** Begin INPUT FOR THIS TASK **

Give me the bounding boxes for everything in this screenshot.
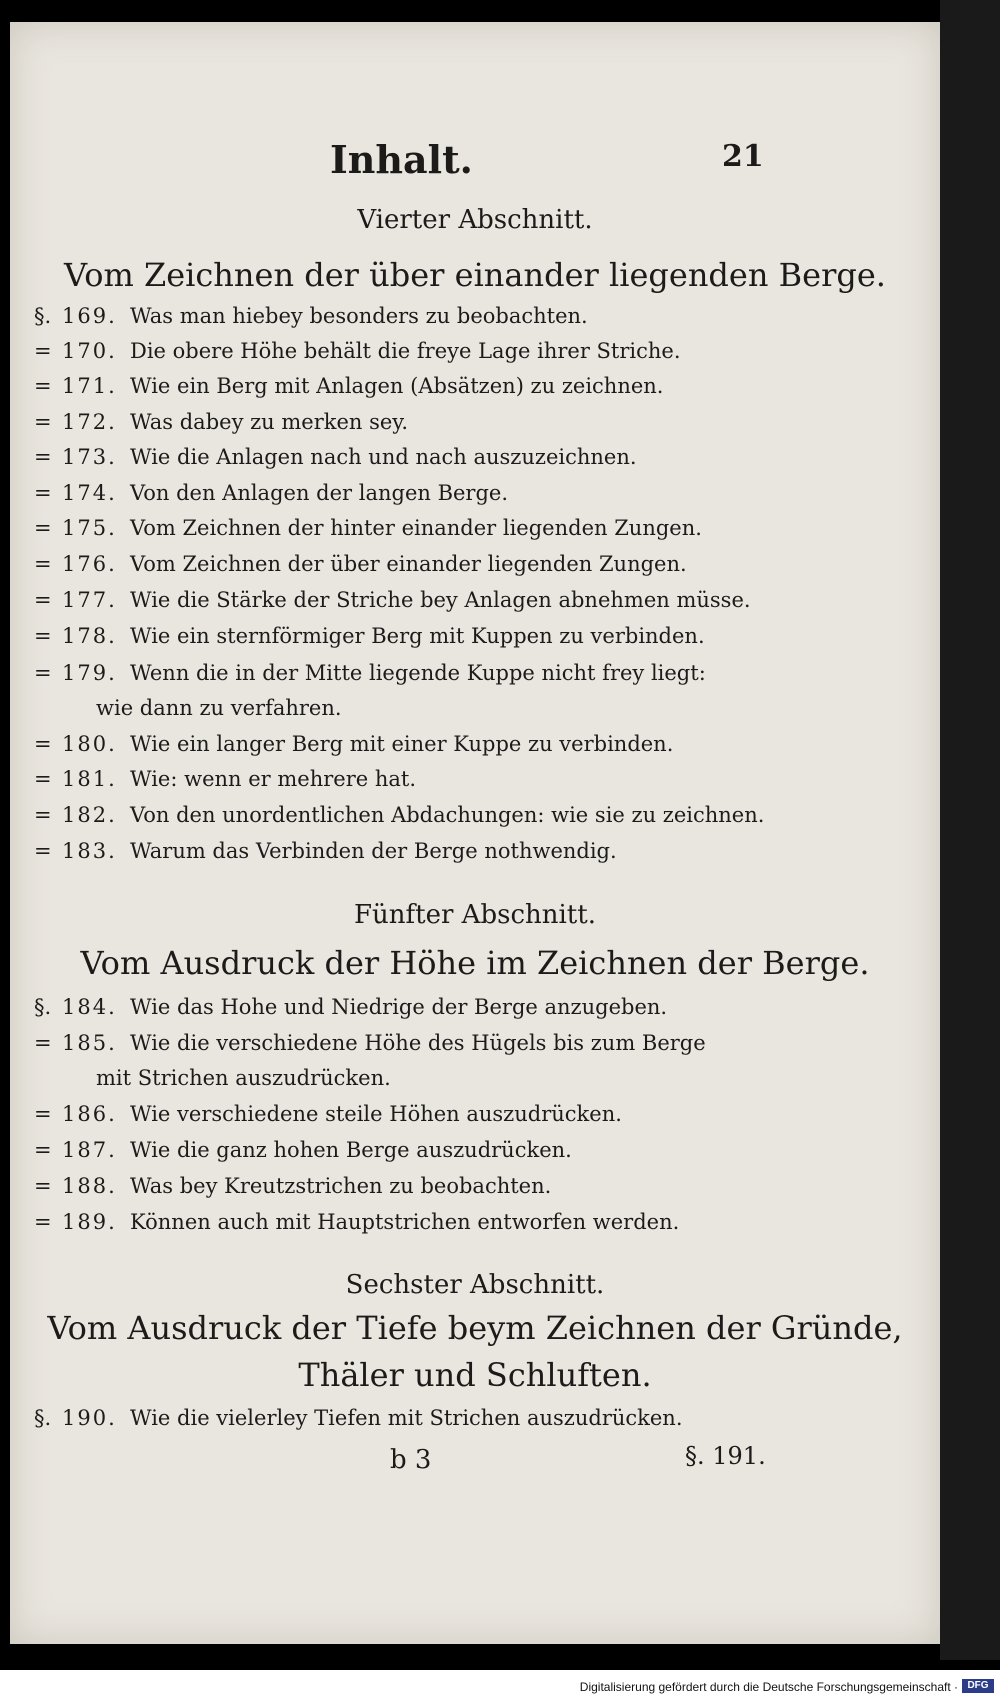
funding-credit: Digitalisierung gefördert durch die Deutsche Forschungsgemeinschaft · [579, 1680, 958, 1694]
entry-text: Wie ein sternförmiger Berg mit Kuppen zu verbinden. [130, 624, 705, 648]
book-page [10, 22, 940, 1644]
catchword: §. 191. [685, 1442, 766, 1470]
entry-text: Wie das Hohe und Niedrige der Berge anzugeben. [130, 995, 668, 1019]
entry-continuation-text: mit Strichen auszudrücken. [96, 1066, 391, 1090]
entry-number: 183. [62, 839, 117, 863]
entry-marker: = [34, 1102, 52, 1126]
entry-text: Wie: wenn er mehrere hat. [130, 767, 417, 791]
entry-marker: = [34, 803, 52, 827]
entry-number: 179. [62, 661, 117, 685]
entry-marker: = [34, 624, 52, 648]
entry-marker: §. [34, 1406, 52, 1430]
entry-number: 185. [62, 1031, 117, 1055]
entry-number: 178. [62, 624, 117, 648]
entry-number: 182. [62, 803, 117, 827]
entry-marker: = [34, 661, 52, 685]
entry-text: Von den unordentlichen Abdachungen: wie sie zu zeichnen. [130, 803, 765, 827]
entry-number: 176. [62, 552, 117, 576]
section-title: Sechster Abschnitt. [345, 1270, 605, 1300]
entry-marker: = [34, 410, 52, 434]
entry-number: 172. [62, 410, 117, 434]
entry-number: 180. [62, 732, 117, 756]
entry-marker: = [34, 552, 52, 576]
entry-marker: = [34, 1210, 52, 1234]
section-subtitle: Vom Zeichnen der über einander liegenden Berge. [64, 256, 886, 294]
entry-text: Wie die verschiedene Höhe des Hügels bis zum Berge [130, 1031, 706, 1055]
entry-marker: = [34, 732, 52, 756]
page-header-title: Inhalt. [330, 137, 473, 182]
section-title: Fünfter Abschnitt. [354, 900, 596, 930]
entry-text: Wie ein Berg mit Anlagen (Absätzen) zu zeichnen. [130, 374, 664, 398]
entry-marker: = [34, 1174, 52, 1198]
section-title: Vierter Abschnitt. [357, 205, 593, 235]
entry-number: 181. [62, 767, 117, 791]
section-subtitle-line-2: Thäler und Schluften. [298, 1356, 652, 1394]
entry-marker: = [34, 339, 52, 363]
entry-number: 174. [62, 481, 117, 505]
entry-text: Wenn die in der Mitte liegende Kuppe nicht frey liegt: [130, 661, 706, 685]
entry-number: 177. [62, 588, 117, 612]
page-number: 21 [722, 139, 764, 174]
entry-marker: = [34, 516, 52, 540]
entry-number: 170. [62, 339, 117, 363]
entry-marker: = [34, 839, 52, 863]
scan-background-edge [940, 0, 1000, 1660]
entry-marker: = [34, 767, 52, 791]
entry-text: Was bey Kreutzstrichen zu beobachten. [130, 1174, 552, 1198]
signature-mark: b 3 [390, 1445, 432, 1475]
entry-number: 184. [62, 995, 117, 1019]
entry-number: 188. [62, 1174, 117, 1198]
entry-text: Wie die ganz hohen Berge auszudrücken. [130, 1138, 572, 1162]
entry-marker: = [34, 481, 52, 505]
entry-marker: = [34, 588, 52, 612]
entry-text: Wie verschiedene steile Höhen auszudrücken. [130, 1102, 622, 1126]
entry-continuation-text: wie dann zu verfahren. [96, 696, 342, 720]
section-subtitle: Vom Ausdruck der Höhe im Zeichnen der Berge. [80, 944, 870, 982]
entry-text: Vom Zeichnen der über einander liegenden Zungen. [130, 552, 687, 576]
entry-number: 190. [62, 1406, 117, 1430]
entry-marker: = [34, 445, 52, 469]
dfg-logo-icon: DFG [962, 1679, 994, 1693]
entry-number: 175. [62, 516, 117, 540]
entry-marker: = [34, 374, 52, 398]
entry-text: Wie die vielerley Tiefen mit Strichen auszudrücken. [130, 1406, 683, 1430]
entry-marker: §. [34, 995, 52, 1019]
entry-text: Von den Anlagen der langen Berge. [130, 481, 509, 505]
entry-marker: = [34, 1138, 52, 1162]
entry-number: 189. [62, 1210, 117, 1234]
entry-number: 187. [62, 1138, 117, 1162]
entry-number: 171. [62, 374, 117, 398]
entry-text: Können auch mit Hauptstrichen entworfen werden. [130, 1210, 680, 1234]
entry-number: 173. [62, 445, 117, 469]
entry-text: Wie die Anlagen nach und nach auszuzeichnen. [130, 445, 637, 469]
entry-marker: = [34, 1031, 52, 1055]
entry-text: Vom Zeichnen der hinter einander liegenden Zungen. [130, 516, 702, 540]
entry-number: 186. [62, 1102, 117, 1126]
entry-text: Warum das Verbinden der Berge nothwendig. [130, 839, 617, 863]
entry-text: Was dabey zu merken sey. [130, 410, 409, 434]
section-subtitle-line-1: Vom Ausdruck der Tiefe beym Zeichnen der Gründe, [47, 1309, 903, 1347]
entry-text: Was man hiebey besonders zu beobachten. [130, 304, 588, 328]
entry-text: Wie die Stärke der Striche bey Anlagen abnehmen müsse. [130, 588, 751, 612]
entry-number: 169. [62, 304, 117, 328]
entry-text: Wie ein langer Berg mit einer Kuppe zu verbinden. [130, 732, 674, 756]
entry-marker: §. [34, 304, 52, 328]
digitization-footer [0, 1670, 1000, 1705]
entry-text: Die obere Höhe behält die freye Lage ihrer Striche. [130, 339, 681, 363]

** End INPUT FOR THIS TASK **

__PROBLEM REQUIREMENTS__. Copy all of the rows above line for line without changing anything, and leave the pictures out of your answer.

__ANSWER TO THIS TASK__.
Give me the bounding boxes for everything in this screenshot.
funding-credit: Digitalisierung gefördert durch die Deutsche Forschungsgemeinschaft · [579, 1680, 958, 1694]
entry-text: Wie ein sternförmiger Berg mit Kuppen zu verbinden. [130, 624, 705, 648]
book-page [10, 22, 940, 1644]
catchword: §. 191. [685, 1442, 766, 1470]
entry-text: Wie das Hohe und Niedrige der Berge anzugeben. [130, 995, 668, 1019]
entry-continuation-text: mit Strichen auszudrücken. [96, 1066, 391, 1090]
entry-number: 183. [62, 839, 117, 863]
entry-marker: = [34, 1102, 52, 1126]
entry-text: Wie: wenn er mehrere hat. [130, 767, 417, 791]
entry-marker: = [34, 803, 52, 827]
entry-number: 179. [62, 661, 117, 685]
entry-marker: = [34, 624, 52, 648]
entry-marker: §. [34, 1406, 52, 1430]
entry-number: 185. [62, 1031, 117, 1055]
entry-number: 178. [62, 624, 117, 648]
entry-number: 182. [62, 803, 117, 827]
entry-marker: = [34, 661, 52, 685]
entry-text: Von den unordentlichen Abdachungen: wie sie zu zeichnen. [130, 803, 765, 827]
entry-number: 176. [62, 552, 117, 576]
section-title: Sechster Abschnitt. [345, 1270, 605, 1300]
entry-marker: = [34, 410, 52, 434]
entry-number: 172. [62, 410, 117, 434]
entry-number: 180. [62, 732, 117, 756]
entry-marker: = [34, 552, 52, 576]
entry-marker: = [34, 1210, 52, 1234]
section-subtitle: Vom Zeichnen der über einander liegenden Berge. [64, 256, 886, 294]
entry-text: Wie die verschiedene Höhe des Hügels bis zum Berge [130, 1031, 706, 1055]
entry-marker: = [34, 732, 52, 756]
page-header-title: Inhalt. [330, 137, 473, 182]
section-title: Fünfter Abschnitt. [354, 900, 596, 930]
entry-text: Wie ein Berg mit Anlagen (Absätzen) zu zeichnen. [130, 374, 664, 398]
entry-marker: = [34, 1174, 52, 1198]
section-title: Vierter Abschnitt. [357, 205, 593, 235]
entry-number: 181. [62, 767, 117, 791]
section-subtitle-line-2: Thäler und Schluften. [298, 1356, 652, 1394]
entry-marker: = [34, 339, 52, 363]
entry-number: 174. [62, 481, 117, 505]
entry-text: Wenn die in der Mitte liegende Kuppe nicht frey liegt: [130, 661, 706, 685]
entry-number: 177. [62, 588, 117, 612]
page-number: 21 [722, 139, 764, 174]
entry-marker: = [34, 516, 52, 540]
entry-number: 170. [62, 339, 117, 363]
entry-marker: = [34, 839, 52, 863]
scan-background-edge [940, 0, 1000, 1660]
entry-marker: = [34, 767, 52, 791]
entry-text: Was bey Kreutzstrichen zu beobachten. [130, 1174, 552, 1198]
signature-mark: b 3 [390, 1445, 432, 1475]
entry-number: 184. [62, 995, 117, 1019]
entry-number: 188. [62, 1174, 117, 1198]
entry-text: Wie die ganz hohen Berge auszudrücken. [130, 1138, 572, 1162]
entry-marker: = [34, 481, 52, 505]
entry-marker: = [34, 588, 52, 612]
entry-text: Wie verschiedene steile Höhen auszudrücken. [130, 1102, 622, 1126]
entry-continuation-text: wie dann zu verfahren. [96, 696, 342, 720]
section-subtitle: Vom Ausdruck der Höhe im Zeichnen der Berge. [80, 944, 870, 982]
entry-text: Vom Zeichnen der über einander liegenden Zungen. [130, 552, 687, 576]
entry-number: 190. [62, 1406, 117, 1430]
entry-marker: = [34, 445, 52, 469]
dfg-logo-icon: DFG [962, 1679, 994, 1693]
entry-number: 175. [62, 516, 117, 540]
entry-marker: = [34, 374, 52, 398]
entry-text: Wie die vielerley Tiefen mit Strichen auszudrücken. [130, 1406, 683, 1430]
entry-marker: §. [34, 995, 52, 1019]
entry-text: Von den Anlagen der langen Berge. [130, 481, 509, 505]
entry-marker: = [34, 1138, 52, 1162]
entry-number: 189. [62, 1210, 117, 1234]
entry-number: 187. [62, 1138, 117, 1162]
entry-number: 171. [62, 374, 117, 398]
entry-text: Können auch mit Hauptstrichen entworfen werden. [130, 1210, 680, 1234]
entry-number: 173. [62, 445, 117, 469]
entry-text: Wie die Anlagen nach und nach auszuzeichnen. [130, 445, 637, 469]
entry-marker: = [34, 1031, 52, 1055]
entry-text: Vom Zeichnen der hinter einander liegenden Zungen. [130, 516, 702, 540]
entry-number: 186. [62, 1102, 117, 1126]
entry-text: Warum das Verbinden der Berge nothwendig. [130, 839, 617, 863]
entry-text: Was dabey zu merken sey. [130, 410, 409, 434]
section-subtitle-line-1: Vom Ausdruck der Tiefe beym Zeichnen der Gründe, [47, 1309, 903, 1347]
entry-text: Was man hiebey besonders zu beobachten. [130, 304, 588, 328]
entry-text: Wie die Stärke der Striche bey Anlagen abnehmen müsse. [130, 588, 751, 612]
entry-number: 169. [62, 304, 117, 328]
entry-text: Wie ein langer Berg mit einer Kuppe zu verbinden. [130, 732, 674, 756]
entry-marker: §. [34, 304, 52, 328]
digitization-footer [0, 1670, 1000, 1705]
entry-text: Die obere Höhe behält die freye Lage ihrer Striche. [130, 339, 681, 363]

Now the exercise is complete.